** Begin DATA IN THIS EXERCISE **

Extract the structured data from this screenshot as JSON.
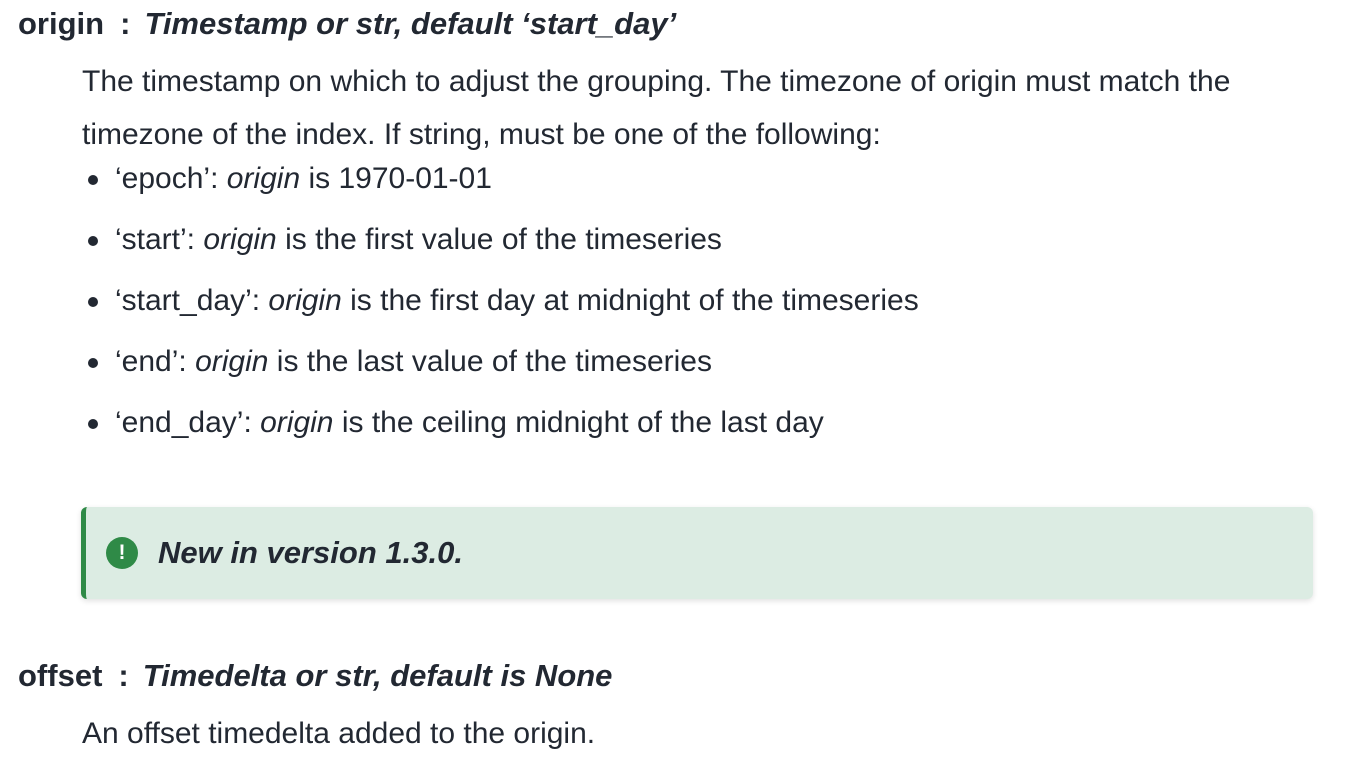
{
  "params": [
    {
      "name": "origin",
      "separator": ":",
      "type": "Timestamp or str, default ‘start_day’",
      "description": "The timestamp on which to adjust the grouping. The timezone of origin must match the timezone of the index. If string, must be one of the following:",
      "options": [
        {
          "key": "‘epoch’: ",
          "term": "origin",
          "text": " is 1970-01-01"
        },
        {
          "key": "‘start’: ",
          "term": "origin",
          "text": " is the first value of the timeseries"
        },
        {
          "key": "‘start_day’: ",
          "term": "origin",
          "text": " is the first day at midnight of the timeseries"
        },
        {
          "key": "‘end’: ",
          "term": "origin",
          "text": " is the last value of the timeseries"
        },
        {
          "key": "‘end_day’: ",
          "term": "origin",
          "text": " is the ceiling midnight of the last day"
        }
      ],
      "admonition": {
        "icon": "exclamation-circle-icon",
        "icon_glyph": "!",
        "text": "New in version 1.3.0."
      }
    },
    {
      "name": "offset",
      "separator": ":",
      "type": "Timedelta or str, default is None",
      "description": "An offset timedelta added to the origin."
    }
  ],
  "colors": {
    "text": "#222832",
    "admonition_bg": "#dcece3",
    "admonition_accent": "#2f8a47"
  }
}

** End DATA IN THIS EXERCISE **

STATED EXERCISE
Identify all lines in the records above with the word "first".

REPLY TO THE TASK
          "text": " is the first value of the timeseries"
          "text": " is the first day at midnight of the timeseries"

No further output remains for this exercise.